→ AIM
Search the material for "prtljažnika" and show all lines that contain it.

→ DATA ROWS
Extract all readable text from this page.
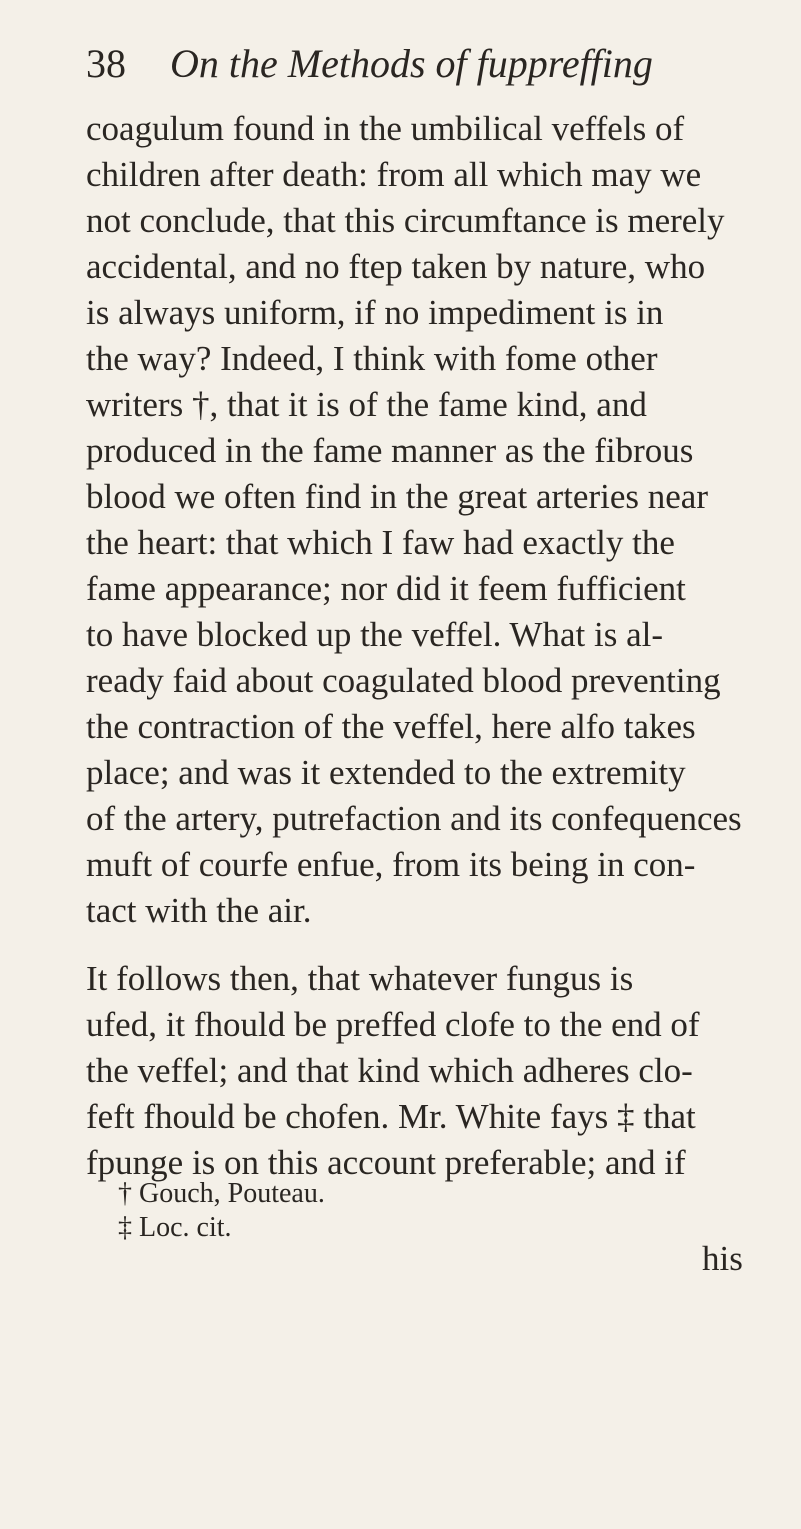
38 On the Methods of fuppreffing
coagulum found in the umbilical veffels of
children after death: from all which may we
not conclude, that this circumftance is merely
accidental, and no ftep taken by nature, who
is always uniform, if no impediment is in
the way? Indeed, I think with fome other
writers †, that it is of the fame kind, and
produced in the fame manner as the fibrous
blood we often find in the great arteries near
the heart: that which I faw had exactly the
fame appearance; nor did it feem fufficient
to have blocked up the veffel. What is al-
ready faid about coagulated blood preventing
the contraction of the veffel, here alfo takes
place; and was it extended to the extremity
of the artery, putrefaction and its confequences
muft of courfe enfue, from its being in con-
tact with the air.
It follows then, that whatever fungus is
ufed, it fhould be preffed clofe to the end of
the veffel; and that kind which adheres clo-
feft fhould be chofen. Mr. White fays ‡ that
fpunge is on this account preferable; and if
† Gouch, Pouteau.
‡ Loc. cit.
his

--

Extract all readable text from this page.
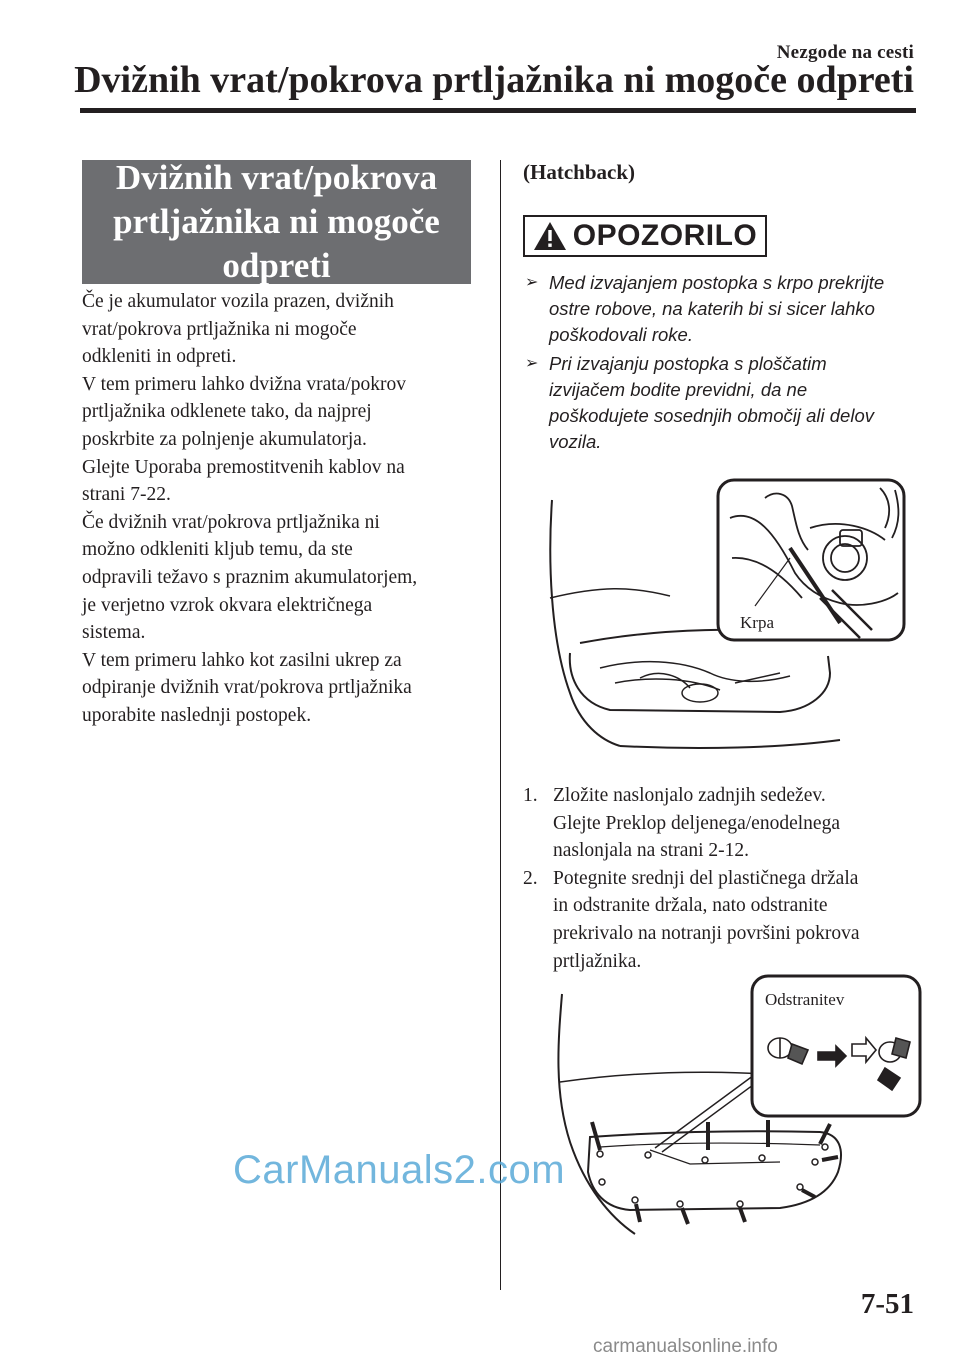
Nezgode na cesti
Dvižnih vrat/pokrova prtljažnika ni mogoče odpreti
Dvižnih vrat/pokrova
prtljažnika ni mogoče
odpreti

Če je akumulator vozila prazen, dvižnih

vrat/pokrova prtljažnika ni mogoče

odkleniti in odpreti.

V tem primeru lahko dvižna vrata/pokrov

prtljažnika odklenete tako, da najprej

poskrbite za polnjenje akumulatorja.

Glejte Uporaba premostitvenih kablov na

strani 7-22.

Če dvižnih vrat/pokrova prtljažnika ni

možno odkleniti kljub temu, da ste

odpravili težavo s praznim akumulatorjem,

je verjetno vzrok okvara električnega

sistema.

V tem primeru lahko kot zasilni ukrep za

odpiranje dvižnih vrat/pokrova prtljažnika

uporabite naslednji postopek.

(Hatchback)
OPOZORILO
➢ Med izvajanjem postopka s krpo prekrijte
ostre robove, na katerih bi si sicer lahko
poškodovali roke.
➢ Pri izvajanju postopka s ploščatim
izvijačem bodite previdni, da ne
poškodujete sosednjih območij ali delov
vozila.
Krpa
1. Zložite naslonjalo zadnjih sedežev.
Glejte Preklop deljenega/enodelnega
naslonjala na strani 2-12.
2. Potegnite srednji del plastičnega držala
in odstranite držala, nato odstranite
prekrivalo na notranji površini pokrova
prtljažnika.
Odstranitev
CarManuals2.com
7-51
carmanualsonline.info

→ REPLY TO THE EXERCISE
Dvižnih vrat/pokrova prtljažnika ni mogoče odpreti
prtljažnika ni mogoče
vrat/pokrova prtljažnika ni mogoče
prtljažnika odklenete tako, da najprej
Če dvižnih vrat/pokrova prtljažnika ni
odpiranje dvižnih vrat/pokrova prtljažnika
prtljažnika.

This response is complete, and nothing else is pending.